Start of Working data

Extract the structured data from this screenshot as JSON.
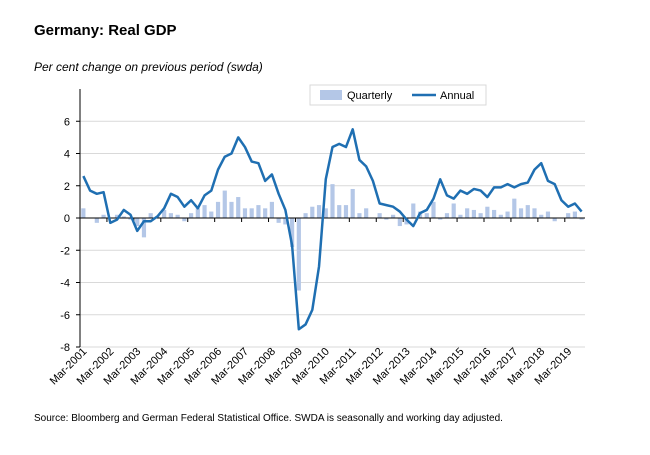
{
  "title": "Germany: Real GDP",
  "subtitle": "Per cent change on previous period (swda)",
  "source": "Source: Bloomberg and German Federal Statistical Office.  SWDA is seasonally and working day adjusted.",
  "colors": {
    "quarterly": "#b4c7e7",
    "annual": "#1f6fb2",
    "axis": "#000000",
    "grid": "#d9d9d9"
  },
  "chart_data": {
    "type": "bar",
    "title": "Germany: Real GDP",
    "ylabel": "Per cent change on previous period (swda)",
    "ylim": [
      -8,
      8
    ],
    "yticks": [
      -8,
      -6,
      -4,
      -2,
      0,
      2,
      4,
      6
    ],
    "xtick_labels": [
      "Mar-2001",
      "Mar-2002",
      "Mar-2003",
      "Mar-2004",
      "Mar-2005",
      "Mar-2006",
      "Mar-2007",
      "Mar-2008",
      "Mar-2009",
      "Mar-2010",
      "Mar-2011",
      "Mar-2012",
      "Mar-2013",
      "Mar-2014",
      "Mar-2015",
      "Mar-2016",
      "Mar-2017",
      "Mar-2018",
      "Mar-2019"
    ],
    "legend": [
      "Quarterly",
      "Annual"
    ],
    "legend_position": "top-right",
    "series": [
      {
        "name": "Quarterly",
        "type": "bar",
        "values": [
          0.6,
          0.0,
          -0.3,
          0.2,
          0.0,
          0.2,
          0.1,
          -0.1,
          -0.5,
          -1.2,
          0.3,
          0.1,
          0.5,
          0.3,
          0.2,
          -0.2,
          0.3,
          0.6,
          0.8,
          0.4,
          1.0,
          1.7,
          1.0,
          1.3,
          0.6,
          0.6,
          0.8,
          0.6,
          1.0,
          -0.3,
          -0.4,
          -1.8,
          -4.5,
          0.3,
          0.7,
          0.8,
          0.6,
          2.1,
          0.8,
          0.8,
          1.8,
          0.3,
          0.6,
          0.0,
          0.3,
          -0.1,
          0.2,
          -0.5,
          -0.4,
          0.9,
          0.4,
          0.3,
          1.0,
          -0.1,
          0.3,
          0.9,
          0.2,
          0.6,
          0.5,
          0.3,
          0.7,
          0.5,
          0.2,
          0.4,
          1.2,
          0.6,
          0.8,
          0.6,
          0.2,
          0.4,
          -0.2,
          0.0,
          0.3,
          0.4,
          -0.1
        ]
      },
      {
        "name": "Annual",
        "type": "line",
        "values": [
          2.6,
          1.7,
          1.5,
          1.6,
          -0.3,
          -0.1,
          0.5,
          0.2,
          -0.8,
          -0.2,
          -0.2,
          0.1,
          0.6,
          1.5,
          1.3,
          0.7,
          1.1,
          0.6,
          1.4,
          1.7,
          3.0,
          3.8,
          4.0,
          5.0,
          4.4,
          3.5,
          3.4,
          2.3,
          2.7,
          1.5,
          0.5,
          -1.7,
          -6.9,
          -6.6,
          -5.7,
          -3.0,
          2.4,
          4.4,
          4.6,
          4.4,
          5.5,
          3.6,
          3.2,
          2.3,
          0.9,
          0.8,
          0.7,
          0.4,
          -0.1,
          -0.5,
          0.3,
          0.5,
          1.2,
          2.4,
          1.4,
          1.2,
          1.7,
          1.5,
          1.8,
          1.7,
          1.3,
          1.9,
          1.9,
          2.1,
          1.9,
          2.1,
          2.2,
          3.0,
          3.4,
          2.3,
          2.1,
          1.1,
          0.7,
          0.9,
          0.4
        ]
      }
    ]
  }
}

End of Working data

_Work required_
Do not copy the pictures, but repeat every line exactly.

_Result_
Extract the structured data from this screenshot as JSON.
{
  "title": "Germany: Real GDP",
  "subtitle": "Per cent change on previous period (swda)",
  "source": "Source: Bloomberg and German Federal Statistical Office.  SWDA is seasonally and working day adjusted.",
  "colors": {
    "quarterly": "#b4c7e7",
    "annual": "#1f6fb2",
    "axis": "#000000",
    "grid": "#d9d9d9"
  },
  "chart_data": {
    "type": "bar",
    "title": "Germany: Real GDP",
    "ylabel": "Per cent change on previous period (swda)",
    "ylim": [
      -8,
      8
    ],
    "yticks": [
      -8,
      -6,
      -4,
      -2,
      0,
      2,
      4,
      6
    ],
    "xtick_labels": [
      "Mar-2001",
      "Mar-2002",
      "Mar-2003",
      "Mar-2004",
      "Mar-2005",
      "Mar-2006",
      "Mar-2007",
      "Mar-2008",
      "Mar-2009",
      "Mar-2010",
      "Mar-2011",
      "Mar-2012",
      "Mar-2013",
      "Mar-2014",
      "Mar-2015",
      "Mar-2016",
      "Mar-2017",
      "Mar-2018",
      "Mar-2019"
    ],
    "legend": [
      "Quarterly",
      "Annual"
    ],
    "legend_position": "top-right",
    "series": [
      {
        "name": "Quarterly",
        "type": "bar",
        "values": [
          0.6,
          0.0,
          -0.3,
          0.2,
          0.0,
          0.2,
          0.1,
          -0.1,
          -0.5,
          -1.2,
          0.3,
          0.1,
          0.5,
          0.3,
          0.2,
          -0.2,
          0.3,
          0.6,
          0.8,
          0.4,
          1.0,
          1.7,
          1.0,
          1.3,
          0.6,
          0.6,
          0.8,
          0.6,
          1.0,
          -0.3,
          -0.4,
          -1.8,
          -4.5,
          0.3,
          0.7,
          0.8,
          0.6,
          2.1,
          0.8,
          0.8,
          1.8,
          0.3,
          0.6,
          0.0,
          0.3,
          -0.1,
          0.2,
          -0.5,
          -0.4,
          0.9,
          0.4,
          0.3,
          1.0,
          -0.1,
          0.3,
          0.9,
          0.2,
          0.6,
          0.5,
          0.3,
          0.7,
          0.5,
          0.2,
          0.4,
          1.2,
          0.6,
          0.8,
          0.6,
          0.2,
          0.4,
          -0.2,
          0.0,
          0.3,
          0.4,
          -0.1
        ]
      },
      {
        "name": "Annual",
        "type": "line",
        "values": [
          2.6,
          1.7,
          1.5,
          1.6,
          -0.3,
          -0.1,
          0.5,
          0.2,
          -0.8,
          -0.2,
          -0.2,
          0.1,
          0.6,
          1.5,
          1.3,
          0.7,
          1.1,
          0.6,
          1.4,
          1.7,
          3.0,
          3.8,
          4.0,
          5.0,
          4.4,
          3.5,
          3.4,
          2.3,
          2.7,
          1.5,
          0.5,
          -1.7,
          -6.9,
          -6.6,
          -5.7,
          -3.0,
          2.4,
          4.4,
          4.6,
          4.4,
          5.5,
          3.6,
          3.2,
          2.3,
          0.9,
          0.8,
          0.7,
          0.4,
          -0.1,
          -0.5,
          0.3,
          0.5,
          1.2,
          2.4,
          1.4,
          1.2,
          1.7,
          1.5,
          1.8,
          1.7,
          1.3,
          1.9,
          1.9,
          2.1,
          1.9,
          2.1,
          2.2,
          3.0,
          3.4,
          2.3,
          2.1,
          1.1,
          0.7,
          0.9,
          0.4
        ]
      }
    ]
  }
}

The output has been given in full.